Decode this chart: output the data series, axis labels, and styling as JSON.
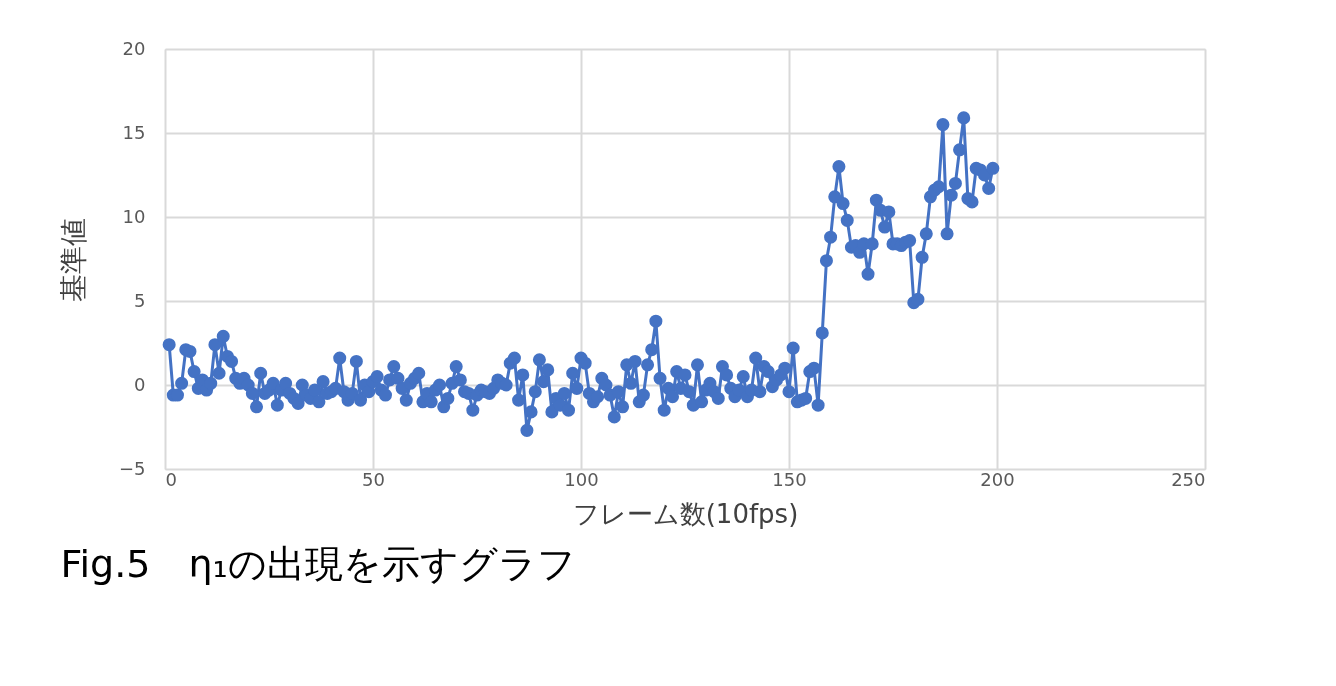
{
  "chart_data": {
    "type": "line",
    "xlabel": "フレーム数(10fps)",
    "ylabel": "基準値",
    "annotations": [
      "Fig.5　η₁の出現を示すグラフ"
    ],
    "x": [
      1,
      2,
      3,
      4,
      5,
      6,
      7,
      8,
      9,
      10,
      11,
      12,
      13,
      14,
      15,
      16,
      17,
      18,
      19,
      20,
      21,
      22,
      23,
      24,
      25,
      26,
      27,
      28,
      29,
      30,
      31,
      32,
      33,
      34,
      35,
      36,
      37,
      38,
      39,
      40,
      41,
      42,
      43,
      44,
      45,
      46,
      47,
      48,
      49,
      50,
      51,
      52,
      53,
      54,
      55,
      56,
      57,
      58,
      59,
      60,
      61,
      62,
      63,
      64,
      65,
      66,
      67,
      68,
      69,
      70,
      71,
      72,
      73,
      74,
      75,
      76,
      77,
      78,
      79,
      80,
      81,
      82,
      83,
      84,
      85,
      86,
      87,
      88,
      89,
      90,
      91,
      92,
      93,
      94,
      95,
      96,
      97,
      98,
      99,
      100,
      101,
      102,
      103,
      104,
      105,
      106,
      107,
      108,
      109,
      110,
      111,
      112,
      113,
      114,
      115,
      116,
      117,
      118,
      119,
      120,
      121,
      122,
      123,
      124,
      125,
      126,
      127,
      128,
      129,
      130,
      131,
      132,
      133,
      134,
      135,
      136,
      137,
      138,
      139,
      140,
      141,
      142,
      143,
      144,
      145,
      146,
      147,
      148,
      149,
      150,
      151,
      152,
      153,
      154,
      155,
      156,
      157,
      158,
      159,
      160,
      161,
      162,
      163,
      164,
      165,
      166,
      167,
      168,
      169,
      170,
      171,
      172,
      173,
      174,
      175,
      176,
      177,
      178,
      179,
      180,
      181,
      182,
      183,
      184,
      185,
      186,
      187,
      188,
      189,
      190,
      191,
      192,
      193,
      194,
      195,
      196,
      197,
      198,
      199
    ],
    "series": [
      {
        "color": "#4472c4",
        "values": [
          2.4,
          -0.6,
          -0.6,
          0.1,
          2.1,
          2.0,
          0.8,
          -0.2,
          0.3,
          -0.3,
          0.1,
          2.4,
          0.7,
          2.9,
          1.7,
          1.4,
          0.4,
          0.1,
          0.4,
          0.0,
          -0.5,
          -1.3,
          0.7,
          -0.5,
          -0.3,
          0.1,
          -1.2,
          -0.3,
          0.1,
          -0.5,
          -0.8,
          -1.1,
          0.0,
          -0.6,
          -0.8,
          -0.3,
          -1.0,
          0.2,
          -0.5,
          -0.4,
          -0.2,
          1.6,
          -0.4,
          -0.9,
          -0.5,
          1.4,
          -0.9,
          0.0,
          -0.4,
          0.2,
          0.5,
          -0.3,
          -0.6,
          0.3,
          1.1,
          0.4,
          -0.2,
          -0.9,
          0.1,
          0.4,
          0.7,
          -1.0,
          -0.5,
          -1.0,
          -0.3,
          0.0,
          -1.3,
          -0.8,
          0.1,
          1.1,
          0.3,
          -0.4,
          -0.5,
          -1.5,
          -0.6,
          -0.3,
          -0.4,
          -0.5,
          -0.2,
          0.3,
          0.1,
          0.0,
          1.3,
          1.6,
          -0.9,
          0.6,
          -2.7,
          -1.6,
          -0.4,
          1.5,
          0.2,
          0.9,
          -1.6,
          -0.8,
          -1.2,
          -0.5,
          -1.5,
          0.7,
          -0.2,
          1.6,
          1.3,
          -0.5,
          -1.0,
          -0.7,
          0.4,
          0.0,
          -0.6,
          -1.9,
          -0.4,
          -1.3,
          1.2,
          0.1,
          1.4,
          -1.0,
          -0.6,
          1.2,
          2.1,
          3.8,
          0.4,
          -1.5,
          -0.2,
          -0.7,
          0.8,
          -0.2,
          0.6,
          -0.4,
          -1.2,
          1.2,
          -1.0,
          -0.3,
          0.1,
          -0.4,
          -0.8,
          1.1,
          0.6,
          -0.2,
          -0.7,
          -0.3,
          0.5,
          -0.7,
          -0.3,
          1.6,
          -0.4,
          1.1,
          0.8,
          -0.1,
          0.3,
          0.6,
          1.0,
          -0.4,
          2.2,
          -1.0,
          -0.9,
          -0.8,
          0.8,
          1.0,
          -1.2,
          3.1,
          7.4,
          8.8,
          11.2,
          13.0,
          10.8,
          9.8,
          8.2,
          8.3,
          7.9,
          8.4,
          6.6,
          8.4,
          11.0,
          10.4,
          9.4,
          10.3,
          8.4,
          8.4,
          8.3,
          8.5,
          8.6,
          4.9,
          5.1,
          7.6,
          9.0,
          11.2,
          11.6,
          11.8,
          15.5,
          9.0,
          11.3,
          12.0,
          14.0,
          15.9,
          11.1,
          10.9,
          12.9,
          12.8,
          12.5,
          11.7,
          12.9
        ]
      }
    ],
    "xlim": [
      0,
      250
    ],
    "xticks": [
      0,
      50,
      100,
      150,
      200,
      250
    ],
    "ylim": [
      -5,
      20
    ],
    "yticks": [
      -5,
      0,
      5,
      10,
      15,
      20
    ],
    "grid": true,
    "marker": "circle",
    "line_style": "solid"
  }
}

- Task goal -
Search the lines for the word "series" and report how many contain it, by number only.

- Solution for this task -
2